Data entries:
+-------+
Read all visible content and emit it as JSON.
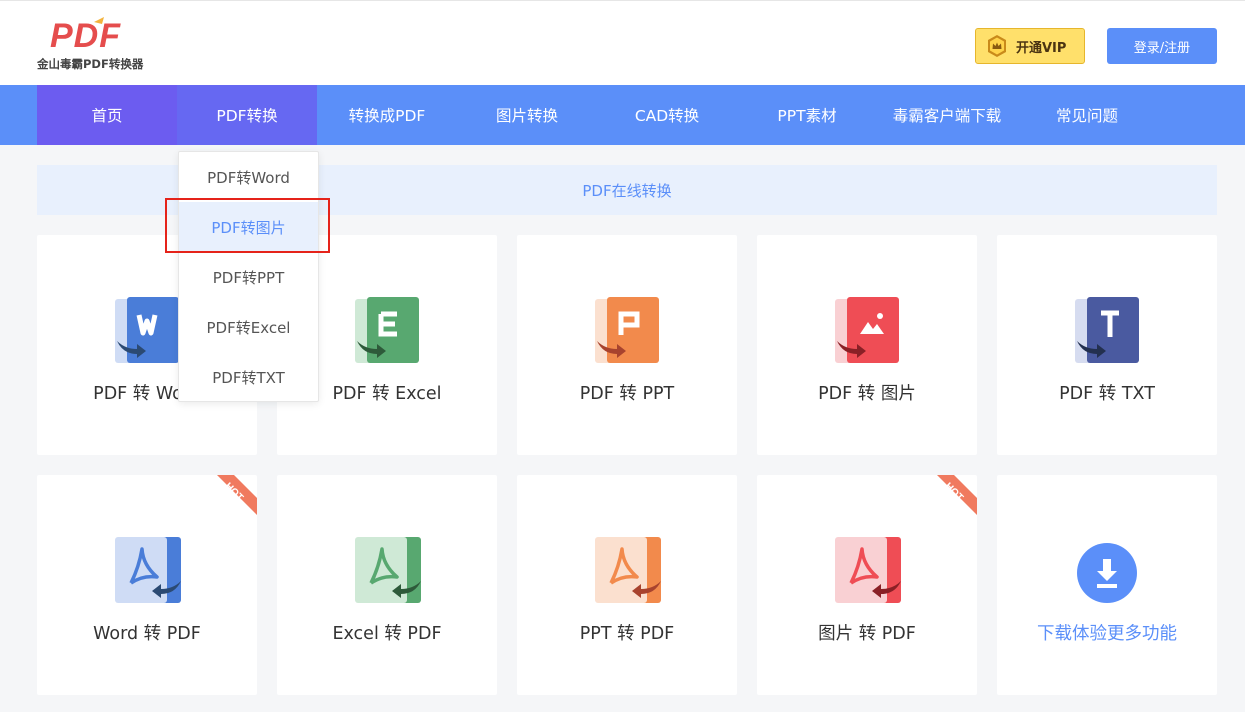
{
  "brand": {
    "logo_mark": "PDF",
    "logo_subtitle": "金山毒霸PDF转换器",
    "logo_color": "#e54d4d"
  },
  "header": {
    "vip_label": "开通VIP",
    "login_label": "登录/注册"
  },
  "nav": {
    "items": [
      {
        "label": "首页"
      },
      {
        "label": "PDF转换"
      },
      {
        "label": "转换成PDF"
      },
      {
        "label": "图片转换"
      },
      {
        "label": "CAD转换"
      },
      {
        "label": "PPT素材"
      },
      {
        "label": "毒霸客户端下载"
      },
      {
        "label": "常见问题"
      }
    ],
    "active_index": 1
  },
  "banner": {
    "title": "PDF在线转换"
  },
  "dropdown": {
    "items": [
      {
        "label": "PDF转Word"
      },
      {
        "label": "PDF转图片"
      },
      {
        "label": "PDF转PPT"
      },
      {
        "label": "PDF转Excel"
      },
      {
        "label": "PDF转TXT"
      }
    ],
    "highlighted_index": 1
  },
  "cards": {
    "row1": [
      {
        "label": "PDF 转 Word",
        "icon": "word-doc-icon",
        "color": "#4a7dd8"
      },
      {
        "label": "PDF 转 Excel",
        "icon": "excel-doc-icon",
        "color": "#58a870"
      },
      {
        "label": "PDF 转 PPT",
        "icon": "ppt-doc-icon",
        "color": "#f28a4c"
      },
      {
        "label": "PDF 转 图片",
        "icon": "image-doc-icon",
        "color": "#ef4d55"
      },
      {
        "label": "PDF 转 TXT",
        "icon": "txt-doc-icon",
        "color": "#4a5aa0"
      }
    ],
    "row2": [
      {
        "label": "Word 转 PDF",
        "icon": "word-to-pdf-icon",
        "color": "#4a7dd8",
        "badge": "HOT"
      },
      {
        "label": "Excel 转 PDF",
        "icon": "excel-to-pdf-icon",
        "color": "#58a870"
      },
      {
        "label": "PPT 转 PDF",
        "icon": "ppt-to-pdf-icon",
        "color": "#f28a4c"
      },
      {
        "label": "图片 转 PDF",
        "icon": "image-to-pdf-icon",
        "color": "#ef4d55",
        "badge": "HOT"
      },
      {
        "label": "下载体验更多功能",
        "icon": "download-icon",
        "color": "#5b8ff9"
      }
    ]
  }
}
+-------+
■ Problem to work on
Repeat the data above exactly, but not the pictures.

■ Finished task
Read all visible content and emit it as JSON.
{
  "brand": {
    "logo_mark": "PDF",
    "logo_subtitle": "金山毒霸PDF转换器",
    "logo_color": "#e54d4d"
  },
  "header": {
    "vip_label": "开通VIP",
    "login_label": "登录/注册"
  },
  "nav": {
    "items": [
      {
        "label": "首页"
      },
      {
        "label": "PDF转换"
      },
      {
        "label": "转换成PDF"
      },
      {
        "label": "图片转换"
      },
      {
        "label": "CAD转换"
      },
      {
        "label": "PPT素材"
      },
      {
        "label": "毒霸客户端下载"
      },
      {
        "label": "常见问题"
      }
    ],
    "active_index": 1
  },
  "banner": {
    "title": "PDF在线转换"
  },
  "dropdown": {
    "items": [
      {
        "label": "PDF转Word"
      },
      {
        "label": "PDF转图片"
      },
      {
        "label": "PDF转PPT"
      },
      {
        "label": "PDF转Excel"
      },
      {
        "label": "PDF转TXT"
      }
    ],
    "highlighted_index": 1
  },
  "cards": {
    "row1": [
      {
        "label": "PDF 转 Word",
        "icon": "word-doc-icon",
        "color": "#4a7dd8"
      },
      {
        "label": "PDF 转 Excel",
        "icon": "excel-doc-icon",
        "color": "#58a870"
      },
      {
        "label": "PDF 转 PPT",
        "icon": "ppt-doc-icon",
        "color": "#f28a4c"
      },
      {
        "label": "PDF 转 图片",
        "icon": "image-doc-icon",
        "color": "#ef4d55"
      },
      {
        "label": "PDF 转 TXT",
        "icon": "txt-doc-icon",
        "color": "#4a5aa0"
      }
    ],
    "row2": [
      {
        "label": "Word 转 PDF",
        "icon": "word-to-pdf-icon",
        "color": "#4a7dd8",
        "badge": "HOT"
      },
      {
        "label": "Excel 转 PDF",
        "icon": "excel-to-pdf-icon",
        "color": "#58a870"
      },
      {
        "label": "PPT 转 PDF",
        "icon": "ppt-to-pdf-icon",
        "color": "#f28a4c"
      },
      {
        "label": "图片 转 PDF",
        "icon": "image-to-pdf-icon",
        "color": "#ef4d55",
        "badge": "HOT"
      },
      {
        "label": "下载体验更多功能",
        "icon": "download-icon",
        "color": "#5b8ff9"
      }
    ]
  }
}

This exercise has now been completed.